# Problem details:
Output all of the entries exactly as written.

(Entries with figure data)
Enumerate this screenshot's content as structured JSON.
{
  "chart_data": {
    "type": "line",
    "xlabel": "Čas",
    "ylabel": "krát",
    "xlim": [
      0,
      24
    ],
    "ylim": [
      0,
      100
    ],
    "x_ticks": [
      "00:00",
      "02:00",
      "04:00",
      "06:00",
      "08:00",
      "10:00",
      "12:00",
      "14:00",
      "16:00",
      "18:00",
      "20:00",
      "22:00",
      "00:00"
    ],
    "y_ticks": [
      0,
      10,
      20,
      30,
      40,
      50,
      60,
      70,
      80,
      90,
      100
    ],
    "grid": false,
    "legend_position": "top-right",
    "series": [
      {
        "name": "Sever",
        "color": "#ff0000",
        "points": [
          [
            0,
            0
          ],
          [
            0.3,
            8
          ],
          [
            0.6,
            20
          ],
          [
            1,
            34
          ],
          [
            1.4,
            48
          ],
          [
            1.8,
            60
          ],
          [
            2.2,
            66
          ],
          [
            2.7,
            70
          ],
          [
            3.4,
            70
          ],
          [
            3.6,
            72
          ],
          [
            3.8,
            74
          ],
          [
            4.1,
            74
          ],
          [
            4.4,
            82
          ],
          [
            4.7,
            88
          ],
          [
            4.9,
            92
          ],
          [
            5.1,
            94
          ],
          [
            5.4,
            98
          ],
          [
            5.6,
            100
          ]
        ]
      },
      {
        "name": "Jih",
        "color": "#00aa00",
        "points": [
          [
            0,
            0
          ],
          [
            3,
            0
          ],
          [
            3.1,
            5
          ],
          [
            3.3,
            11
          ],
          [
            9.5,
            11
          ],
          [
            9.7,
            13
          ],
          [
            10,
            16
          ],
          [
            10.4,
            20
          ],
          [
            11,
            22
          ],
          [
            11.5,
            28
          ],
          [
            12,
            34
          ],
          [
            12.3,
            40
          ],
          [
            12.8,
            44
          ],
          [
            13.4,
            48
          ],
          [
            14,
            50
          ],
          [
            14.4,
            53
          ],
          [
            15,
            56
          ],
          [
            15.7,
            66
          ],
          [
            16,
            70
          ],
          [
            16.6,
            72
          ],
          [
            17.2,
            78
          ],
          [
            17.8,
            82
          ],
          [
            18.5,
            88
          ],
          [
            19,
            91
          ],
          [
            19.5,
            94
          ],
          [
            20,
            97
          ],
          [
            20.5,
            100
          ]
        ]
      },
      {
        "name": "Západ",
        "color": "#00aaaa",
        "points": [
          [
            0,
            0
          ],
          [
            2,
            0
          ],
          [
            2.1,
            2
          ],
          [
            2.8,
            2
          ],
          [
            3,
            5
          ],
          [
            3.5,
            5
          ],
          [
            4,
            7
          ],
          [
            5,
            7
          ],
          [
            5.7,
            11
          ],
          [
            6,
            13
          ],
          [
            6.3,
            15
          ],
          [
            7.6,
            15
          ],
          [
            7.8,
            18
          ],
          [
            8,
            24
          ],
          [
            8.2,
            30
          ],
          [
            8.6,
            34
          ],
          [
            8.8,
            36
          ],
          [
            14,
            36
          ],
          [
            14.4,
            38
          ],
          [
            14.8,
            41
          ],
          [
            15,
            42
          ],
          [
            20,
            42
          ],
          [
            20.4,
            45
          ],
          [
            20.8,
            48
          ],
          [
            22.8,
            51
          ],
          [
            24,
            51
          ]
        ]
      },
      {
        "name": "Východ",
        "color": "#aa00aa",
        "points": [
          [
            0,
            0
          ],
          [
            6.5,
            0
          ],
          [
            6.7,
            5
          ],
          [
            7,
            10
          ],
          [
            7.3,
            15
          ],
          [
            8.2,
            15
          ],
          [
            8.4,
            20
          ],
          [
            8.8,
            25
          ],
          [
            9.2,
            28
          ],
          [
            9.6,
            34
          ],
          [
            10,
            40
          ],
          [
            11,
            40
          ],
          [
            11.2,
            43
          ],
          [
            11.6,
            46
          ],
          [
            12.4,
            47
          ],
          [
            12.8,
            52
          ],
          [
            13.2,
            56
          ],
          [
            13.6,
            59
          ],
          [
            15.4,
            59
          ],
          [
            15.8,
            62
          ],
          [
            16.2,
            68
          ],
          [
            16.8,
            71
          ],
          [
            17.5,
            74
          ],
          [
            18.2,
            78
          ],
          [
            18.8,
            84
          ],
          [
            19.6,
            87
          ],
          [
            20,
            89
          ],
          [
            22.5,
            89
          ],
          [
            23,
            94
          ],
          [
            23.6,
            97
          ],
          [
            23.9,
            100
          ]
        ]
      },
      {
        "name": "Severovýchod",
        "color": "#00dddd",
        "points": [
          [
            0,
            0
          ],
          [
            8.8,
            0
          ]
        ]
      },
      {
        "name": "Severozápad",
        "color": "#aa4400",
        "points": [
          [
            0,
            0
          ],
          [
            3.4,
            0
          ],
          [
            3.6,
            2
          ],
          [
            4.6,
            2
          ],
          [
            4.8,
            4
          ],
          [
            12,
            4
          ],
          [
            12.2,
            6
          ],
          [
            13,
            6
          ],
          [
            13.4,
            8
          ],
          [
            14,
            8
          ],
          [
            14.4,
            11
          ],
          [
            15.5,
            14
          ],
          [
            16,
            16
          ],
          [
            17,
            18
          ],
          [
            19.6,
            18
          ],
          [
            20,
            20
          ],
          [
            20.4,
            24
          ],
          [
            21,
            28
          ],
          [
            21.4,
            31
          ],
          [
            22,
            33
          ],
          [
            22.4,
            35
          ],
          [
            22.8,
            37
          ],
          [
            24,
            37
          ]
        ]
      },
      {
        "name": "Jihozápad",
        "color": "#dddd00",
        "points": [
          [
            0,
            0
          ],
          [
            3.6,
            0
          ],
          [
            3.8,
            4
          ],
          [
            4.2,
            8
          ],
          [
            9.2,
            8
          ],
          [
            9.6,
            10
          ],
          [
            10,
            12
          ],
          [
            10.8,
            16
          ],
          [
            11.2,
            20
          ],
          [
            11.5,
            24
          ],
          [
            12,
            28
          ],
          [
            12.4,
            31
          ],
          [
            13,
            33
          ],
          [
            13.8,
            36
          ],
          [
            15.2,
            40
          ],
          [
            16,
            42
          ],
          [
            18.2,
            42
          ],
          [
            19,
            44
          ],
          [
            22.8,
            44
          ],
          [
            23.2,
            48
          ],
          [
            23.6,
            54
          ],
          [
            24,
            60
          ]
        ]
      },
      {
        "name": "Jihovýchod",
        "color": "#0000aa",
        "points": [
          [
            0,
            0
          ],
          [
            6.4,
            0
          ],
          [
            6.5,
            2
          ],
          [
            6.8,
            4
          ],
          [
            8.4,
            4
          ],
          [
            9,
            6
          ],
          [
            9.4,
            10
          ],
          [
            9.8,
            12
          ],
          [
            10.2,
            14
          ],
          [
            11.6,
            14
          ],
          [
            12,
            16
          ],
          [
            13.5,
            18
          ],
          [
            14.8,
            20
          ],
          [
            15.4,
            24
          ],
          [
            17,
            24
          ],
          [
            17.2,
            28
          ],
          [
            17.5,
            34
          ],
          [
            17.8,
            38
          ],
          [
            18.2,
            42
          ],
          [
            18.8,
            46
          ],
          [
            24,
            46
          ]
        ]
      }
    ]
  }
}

# Exercise output:
Enumerate this screenshot's content as structured JSON.
{
  "chart_data": {
    "type": "line",
    "xlabel": "Čas",
    "ylabel": "krát",
    "xlim": [
      0,
      24
    ],
    "ylim": [
      0,
      100
    ],
    "x_ticks": [
      "00:00",
      "02:00",
      "04:00",
      "06:00",
      "08:00",
      "10:00",
      "12:00",
      "14:00",
      "16:00",
      "18:00",
      "20:00",
      "22:00",
      "00:00"
    ],
    "y_ticks": [
      0,
      10,
      20,
      30,
      40,
      50,
      60,
      70,
      80,
      90,
      100
    ],
    "grid": false,
    "legend_position": "top-right",
    "series": [
      {
        "name": "Sever",
        "color": "#ff0000",
        "points": [
          [
            0,
            0
          ],
          [
            0.3,
            8
          ],
          [
            0.6,
            20
          ],
          [
            1,
            34
          ],
          [
            1.4,
            48
          ],
          [
            1.8,
            60
          ],
          [
            2.2,
            66
          ],
          [
            2.7,
            70
          ],
          [
            3.4,
            70
          ],
          [
            3.6,
            72
          ],
          [
            3.8,
            74
          ],
          [
            4.1,
            74
          ],
          [
            4.4,
            82
          ],
          [
            4.7,
            88
          ],
          [
            4.9,
            92
          ],
          [
            5.1,
            94
          ],
          [
            5.4,
            98
          ],
          [
            5.6,
            100
          ]
        ]
      },
      {
        "name": "Jih",
        "color": "#00aa00",
        "points": [
          [
            0,
            0
          ],
          [
            3,
            0
          ],
          [
            3.1,
            5
          ],
          [
            3.3,
            11
          ],
          [
            9.5,
            11
          ],
          [
            9.7,
            13
          ],
          [
            10,
            16
          ],
          [
            10.4,
            20
          ],
          [
            11,
            22
          ],
          [
            11.5,
            28
          ],
          [
            12,
            34
          ],
          [
            12.3,
            40
          ],
          [
            12.8,
            44
          ],
          [
            13.4,
            48
          ],
          [
            14,
            50
          ],
          [
            14.4,
            53
          ],
          [
            15,
            56
          ],
          [
            15.7,
            66
          ],
          [
            16,
            70
          ],
          [
            16.6,
            72
          ],
          [
            17.2,
            78
          ],
          [
            17.8,
            82
          ],
          [
            18.5,
            88
          ],
          [
            19,
            91
          ],
          [
            19.5,
            94
          ],
          [
            20,
            97
          ],
          [
            20.5,
            100
          ]
        ]
      },
      {
        "name": "Západ",
        "color": "#00aaaa",
        "points": [
          [
            0,
            0
          ],
          [
            2,
            0
          ],
          [
            2.1,
            2
          ],
          [
            2.8,
            2
          ],
          [
            3,
            5
          ],
          [
            3.5,
            5
          ],
          [
            4,
            7
          ],
          [
            5,
            7
          ],
          [
            5.7,
            11
          ],
          [
            6,
            13
          ],
          [
            6.3,
            15
          ],
          [
            7.6,
            15
          ],
          [
            7.8,
            18
          ],
          [
            8,
            24
          ],
          [
            8.2,
            30
          ],
          [
            8.6,
            34
          ],
          [
            8.8,
            36
          ],
          [
            14,
            36
          ],
          [
            14.4,
            38
          ],
          [
            14.8,
            41
          ],
          [
            15,
            42
          ],
          [
            20,
            42
          ],
          [
            20.4,
            45
          ],
          [
            20.8,
            48
          ],
          [
            22.8,
            51
          ],
          [
            24,
            51
          ]
        ]
      },
      {
        "name": "Východ",
        "color": "#aa00aa",
        "points": [
          [
            0,
            0
          ],
          [
            6.5,
            0
          ],
          [
            6.7,
            5
          ],
          [
            7,
            10
          ],
          [
            7.3,
            15
          ],
          [
            8.2,
            15
          ],
          [
            8.4,
            20
          ],
          [
            8.8,
            25
          ],
          [
            9.2,
            28
          ],
          [
            9.6,
            34
          ],
          [
            10,
            40
          ],
          [
            11,
            40
          ],
          [
            11.2,
            43
          ],
          [
            11.6,
            46
          ],
          [
            12.4,
            47
          ],
          [
            12.8,
            52
          ],
          [
            13.2,
            56
          ],
          [
            13.6,
            59
          ],
          [
            15.4,
            59
          ],
          [
            15.8,
            62
          ],
          [
            16.2,
            68
          ],
          [
            16.8,
            71
          ],
          [
            17.5,
            74
          ],
          [
            18.2,
            78
          ],
          [
            18.8,
            84
          ],
          [
            19.6,
            87
          ],
          [
            20,
            89
          ],
          [
            22.5,
            89
          ],
          [
            23,
            94
          ],
          [
            23.6,
            97
          ],
          [
            23.9,
            100
          ]
        ]
      },
      {
        "name": "Severovýchod",
        "color": "#00dddd",
        "points": [
          [
            0,
            0
          ],
          [
            8.8,
            0
          ]
        ]
      },
      {
        "name": "Severozápad",
        "color": "#aa4400",
        "points": [
          [
            0,
            0
          ],
          [
            3.4,
            0
          ],
          [
            3.6,
            2
          ],
          [
            4.6,
            2
          ],
          [
            4.8,
            4
          ],
          [
            12,
            4
          ],
          [
            12.2,
            6
          ],
          [
            13,
            6
          ],
          [
            13.4,
            8
          ],
          [
            14,
            8
          ],
          [
            14.4,
            11
          ],
          [
            15.5,
            14
          ],
          [
            16,
            16
          ],
          [
            17,
            18
          ],
          [
            19.6,
            18
          ],
          [
            20,
            20
          ],
          [
            20.4,
            24
          ],
          [
            21,
            28
          ],
          [
            21.4,
            31
          ],
          [
            22,
            33
          ],
          [
            22.4,
            35
          ],
          [
            22.8,
            37
          ],
          [
            24,
            37
          ]
        ]
      },
      {
        "name": "Jihozápad",
        "color": "#dddd00",
        "points": [
          [
            0,
            0
          ],
          [
            3.6,
            0
          ],
          [
            3.8,
            4
          ],
          [
            4.2,
            8
          ],
          [
            9.2,
            8
          ],
          [
            9.6,
            10
          ],
          [
            10,
            12
          ],
          [
            10.8,
            16
          ],
          [
            11.2,
            20
          ],
          [
            11.5,
            24
          ],
          [
            12,
            28
          ],
          [
            12.4,
            31
          ],
          [
            13,
            33
          ],
          [
            13.8,
            36
          ],
          [
            15.2,
            40
          ],
          [
            16,
            42
          ],
          [
            18.2,
            42
          ],
          [
            19,
            44
          ],
          [
            22.8,
            44
          ],
          [
            23.2,
            48
          ],
          [
            23.6,
            54
          ],
          [
            24,
            60
          ]
        ]
      },
      {
        "name": "Jihovýchod",
        "color": "#0000aa",
        "points": [
          [
            0,
            0
          ],
          [
            6.4,
            0
          ],
          [
            6.5,
            2
          ],
          [
            6.8,
            4
          ],
          [
            8.4,
            4
          ],
          [
            9,
            6
          ],
          [
            9.4,
            10
          ],
          [
            9.8,
            12
          ],
          [
            10.2,
            14
          ],
          [
            11.6,
            14
          ],
          [
            12,
            16
          ],
          [
            13.5,
            18
          ],
          [
            14.8,
            20
          ],
          [
            15.4,
            24
          ],
          [
            17,
            24
          ],
          [
            17.2,
            28
          ],
          [
            17.5,
            34
          ],
          [
            17.8,
            38
          ],
          [
            18.2,
            42
          ],
          [
            18.8,
            46
          ],
          [
            24,
            46
          ]
        ]
      }
    ]
  }
}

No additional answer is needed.